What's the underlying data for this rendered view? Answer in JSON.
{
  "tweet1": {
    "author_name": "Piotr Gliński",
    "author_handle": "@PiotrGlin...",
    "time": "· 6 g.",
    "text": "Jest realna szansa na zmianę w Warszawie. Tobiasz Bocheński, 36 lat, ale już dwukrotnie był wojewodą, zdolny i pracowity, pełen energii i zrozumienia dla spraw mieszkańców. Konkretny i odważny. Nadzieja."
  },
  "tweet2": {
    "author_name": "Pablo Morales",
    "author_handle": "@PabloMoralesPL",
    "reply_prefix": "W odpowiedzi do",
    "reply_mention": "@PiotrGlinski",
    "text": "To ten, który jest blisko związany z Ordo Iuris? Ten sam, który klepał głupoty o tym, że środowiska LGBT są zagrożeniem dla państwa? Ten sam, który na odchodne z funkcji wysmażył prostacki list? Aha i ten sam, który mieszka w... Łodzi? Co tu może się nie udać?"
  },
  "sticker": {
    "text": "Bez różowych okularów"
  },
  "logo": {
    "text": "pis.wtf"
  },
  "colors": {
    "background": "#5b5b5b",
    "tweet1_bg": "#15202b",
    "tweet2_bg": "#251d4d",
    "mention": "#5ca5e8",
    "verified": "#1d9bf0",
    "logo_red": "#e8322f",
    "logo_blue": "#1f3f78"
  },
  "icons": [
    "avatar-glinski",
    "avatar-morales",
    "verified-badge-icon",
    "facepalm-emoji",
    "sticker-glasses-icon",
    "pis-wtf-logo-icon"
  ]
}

++++++

Search the entries for the word "text" and copy every line that has it.

- Worked solution:
    "text": "Jest realna szansa na zmianę w Warszawie. Tobiasz Bocheński, 36 lat, ale już dwukrotnie był wojewodą, zdolny i pracowity, pełen energii i zrozumienia dla spraw mieszkańców. Konkretny i odważny. Nadzieja."
    "text": "To ten, który jest blisko związany z Ordo Iuris? Ten sam, który klepał głupoty o tym, że środowiska LGBT są zagrożeniem dla państwa? Ten sam, który na odchodne z funkcji wysmażył prostacki list? Aha i ten sam, który mieszka w... Łodzi? Co tu może się nie udać?"
    "text": "Bez różowych okularów"
    "text": "pis.wtf"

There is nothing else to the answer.